=== SUPPLIED ENTRIES ===

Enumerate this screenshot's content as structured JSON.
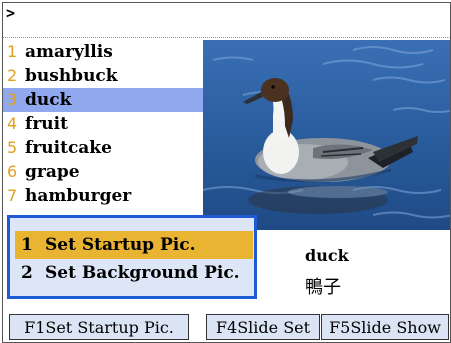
{
  "input": {
    "prompt": ">"
  },
  "word_list": {
    "items": [
      {
        "num": "1",
        "word": "amaryllis"
      },
      {
        "num": "2",
        "word": "bushbuck"
      },
      {
        "num": "3",
        "word": "duck"
      },
      {
        "num": "4",
        "word": "fruit"
      },
      {
        "num": "5",
        "word": "fruitcake"
      },
      {
        "num": "6",
        "word": "grape"
      },
      {
        "num": "7",
        "word": "hamburger"
      }
    ],
    "selected_index": 2
  },
  "detail": {
    "word": "duck",
    "translation": "鴨子"
  },
  "popup_menu": {
    "items": [
      {
        "num": "1",
        "label": "Set Startup Pic."
      },
      {
        "num": "2",
        "label": "Set Background Pic."
      }
    ],
    "selected_index": 0
  },
  "function_keys": {
    "f1": "F1Set Startup Pic.",
    "f4": "F4Slide Set",
    "f5": "F5Slide Show"
  },
  "colors": {
    "list_number": "#e0a020",
    "list_selection": "#8fa8ee",
    "popup_border": "#1f5bd6",
    "popup_selection": "#e8b432",
    "fkey_background": "#dbe4f4"
  }
}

===

*WHAT IS BEING ASKED:* Return the listing above in full and without alteration, excluding its pictures.

*EXERCISE SOLUTION:*
Enumerate this screenshot's content as structured JSON.
{
  "input": {
    "prompt": ">"
  },
  "word_list": {
    "items": [
      {
        "num": "1",
        "word": "amaryllis"
      },
      {
        "num": "2",
        "word": "bushbuck"
      },
      {
        "num": "3",
        "word": "duck"
      },
      {
        "num": "4",
        "word": "fruit"
      },
      {
        "num": "5",
        "word": "fruitcake"
      },
      {
        "num": "6",
        "word": "grape"
      },
      {
        "num": "7",
        "word": "hamburger"
      }
    ],
    "selected_index": 2
  },
  "detail": {
    "word": "duck",
    "translation": "鴨子"
  },
  "popup_menu": {
    "items": [
      {
        "num": "1",
        "label": "Set Startup Pic."
      },
      {
        "num": "2",
        "label": "Set Background Pic."
      }
    ],
    "selected_index": 0
  },
  "function_keys": {
    "f1": "F1Set Startup Pic.",
    "f4": "F4Slide Set",
    "f5": "F5Slide Show"
  },
  "colors": {
    "list_number": "#e0a020",
    "list_selection": "#8fa8ee",
    "popup_border": "#1f5bd6",
    "popup_selection": "#e8b432",
    "fkey_background": "#dbe4f4"
  }
}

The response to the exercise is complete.